#### TASK STATEMENT:
Identify every line containing the word "Defined" and reproduce each one.

▶

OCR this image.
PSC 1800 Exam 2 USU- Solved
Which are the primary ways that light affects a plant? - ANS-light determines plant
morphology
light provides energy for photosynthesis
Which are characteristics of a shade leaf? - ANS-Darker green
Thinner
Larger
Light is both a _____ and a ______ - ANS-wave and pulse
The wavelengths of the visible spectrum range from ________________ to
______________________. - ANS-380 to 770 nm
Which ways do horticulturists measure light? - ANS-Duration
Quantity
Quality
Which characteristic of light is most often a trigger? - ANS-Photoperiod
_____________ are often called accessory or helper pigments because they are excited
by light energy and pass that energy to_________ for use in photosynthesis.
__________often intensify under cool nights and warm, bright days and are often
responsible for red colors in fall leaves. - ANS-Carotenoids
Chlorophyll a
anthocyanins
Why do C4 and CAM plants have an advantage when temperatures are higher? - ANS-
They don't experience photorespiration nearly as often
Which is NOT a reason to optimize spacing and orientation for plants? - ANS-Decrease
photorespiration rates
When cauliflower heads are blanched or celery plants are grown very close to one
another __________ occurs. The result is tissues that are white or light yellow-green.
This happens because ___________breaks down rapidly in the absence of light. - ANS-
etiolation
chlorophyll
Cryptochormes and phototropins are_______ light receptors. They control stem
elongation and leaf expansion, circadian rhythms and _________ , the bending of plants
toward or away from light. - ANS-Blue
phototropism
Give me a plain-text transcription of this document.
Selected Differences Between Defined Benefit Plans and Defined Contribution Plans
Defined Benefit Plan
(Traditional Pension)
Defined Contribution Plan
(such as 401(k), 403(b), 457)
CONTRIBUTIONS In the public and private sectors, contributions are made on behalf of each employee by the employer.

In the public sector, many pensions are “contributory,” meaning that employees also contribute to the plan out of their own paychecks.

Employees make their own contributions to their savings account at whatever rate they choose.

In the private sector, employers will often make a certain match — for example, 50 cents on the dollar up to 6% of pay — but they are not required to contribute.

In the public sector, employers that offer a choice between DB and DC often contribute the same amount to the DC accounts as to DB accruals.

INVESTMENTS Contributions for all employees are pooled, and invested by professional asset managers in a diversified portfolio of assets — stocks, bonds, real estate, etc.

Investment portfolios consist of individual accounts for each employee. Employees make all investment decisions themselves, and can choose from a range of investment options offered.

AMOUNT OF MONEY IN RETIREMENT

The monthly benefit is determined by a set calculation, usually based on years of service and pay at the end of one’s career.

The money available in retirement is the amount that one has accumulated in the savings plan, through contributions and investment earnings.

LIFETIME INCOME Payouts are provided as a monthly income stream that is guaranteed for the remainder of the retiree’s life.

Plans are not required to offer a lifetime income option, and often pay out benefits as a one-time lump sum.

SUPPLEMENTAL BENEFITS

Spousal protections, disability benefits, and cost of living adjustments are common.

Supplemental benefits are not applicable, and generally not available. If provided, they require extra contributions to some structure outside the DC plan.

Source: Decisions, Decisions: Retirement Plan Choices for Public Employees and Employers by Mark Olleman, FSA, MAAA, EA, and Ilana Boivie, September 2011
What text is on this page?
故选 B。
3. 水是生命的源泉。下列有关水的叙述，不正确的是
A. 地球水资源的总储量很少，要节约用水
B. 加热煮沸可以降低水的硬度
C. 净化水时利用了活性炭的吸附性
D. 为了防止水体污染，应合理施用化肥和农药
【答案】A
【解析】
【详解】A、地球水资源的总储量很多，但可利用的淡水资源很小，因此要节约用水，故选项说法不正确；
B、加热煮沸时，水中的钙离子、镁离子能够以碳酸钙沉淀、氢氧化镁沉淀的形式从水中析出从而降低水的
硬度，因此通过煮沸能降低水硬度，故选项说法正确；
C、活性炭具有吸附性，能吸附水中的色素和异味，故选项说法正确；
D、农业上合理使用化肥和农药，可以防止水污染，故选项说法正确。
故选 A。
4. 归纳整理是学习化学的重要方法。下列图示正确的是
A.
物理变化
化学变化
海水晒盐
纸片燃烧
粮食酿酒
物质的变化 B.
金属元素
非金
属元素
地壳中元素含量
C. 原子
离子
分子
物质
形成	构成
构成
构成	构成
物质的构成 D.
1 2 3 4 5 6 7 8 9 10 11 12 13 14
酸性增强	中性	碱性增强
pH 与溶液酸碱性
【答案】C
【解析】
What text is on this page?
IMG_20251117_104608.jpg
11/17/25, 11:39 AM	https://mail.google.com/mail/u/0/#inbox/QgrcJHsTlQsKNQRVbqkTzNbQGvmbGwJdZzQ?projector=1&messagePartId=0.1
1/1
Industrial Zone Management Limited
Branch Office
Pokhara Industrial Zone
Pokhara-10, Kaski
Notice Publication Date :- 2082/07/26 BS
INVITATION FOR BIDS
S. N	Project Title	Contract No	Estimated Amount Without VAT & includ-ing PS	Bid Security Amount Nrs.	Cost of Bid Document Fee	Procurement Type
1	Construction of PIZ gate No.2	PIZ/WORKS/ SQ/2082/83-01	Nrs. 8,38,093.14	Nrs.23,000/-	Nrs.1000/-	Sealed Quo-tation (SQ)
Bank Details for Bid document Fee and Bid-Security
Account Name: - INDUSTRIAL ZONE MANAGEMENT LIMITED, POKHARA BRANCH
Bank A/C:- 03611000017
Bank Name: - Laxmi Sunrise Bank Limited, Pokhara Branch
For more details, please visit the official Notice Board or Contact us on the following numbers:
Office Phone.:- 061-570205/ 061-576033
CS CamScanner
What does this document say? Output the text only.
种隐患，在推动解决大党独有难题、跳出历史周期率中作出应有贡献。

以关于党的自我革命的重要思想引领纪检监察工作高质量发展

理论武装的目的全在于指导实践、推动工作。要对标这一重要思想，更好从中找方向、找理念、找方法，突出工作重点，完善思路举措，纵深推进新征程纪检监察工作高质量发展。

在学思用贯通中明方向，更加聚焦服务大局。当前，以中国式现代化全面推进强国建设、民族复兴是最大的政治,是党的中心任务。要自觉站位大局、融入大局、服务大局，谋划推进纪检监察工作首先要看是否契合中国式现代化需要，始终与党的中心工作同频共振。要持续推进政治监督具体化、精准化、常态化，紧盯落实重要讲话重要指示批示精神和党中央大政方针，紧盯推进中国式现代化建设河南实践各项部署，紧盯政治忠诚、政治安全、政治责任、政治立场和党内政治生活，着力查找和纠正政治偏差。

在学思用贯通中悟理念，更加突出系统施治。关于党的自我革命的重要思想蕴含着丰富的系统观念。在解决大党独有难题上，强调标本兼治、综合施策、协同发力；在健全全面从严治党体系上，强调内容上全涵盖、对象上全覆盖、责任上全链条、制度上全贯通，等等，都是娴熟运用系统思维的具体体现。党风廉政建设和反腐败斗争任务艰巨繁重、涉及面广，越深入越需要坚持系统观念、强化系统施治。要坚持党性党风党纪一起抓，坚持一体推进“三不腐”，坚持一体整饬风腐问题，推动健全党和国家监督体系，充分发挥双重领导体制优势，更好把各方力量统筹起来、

◀

#### TASK ANSWER:
Selected Differences Between Defined Benefit Plans and Defined Contribution Plans
Defined Benefit Plan
Defined Contribution Plan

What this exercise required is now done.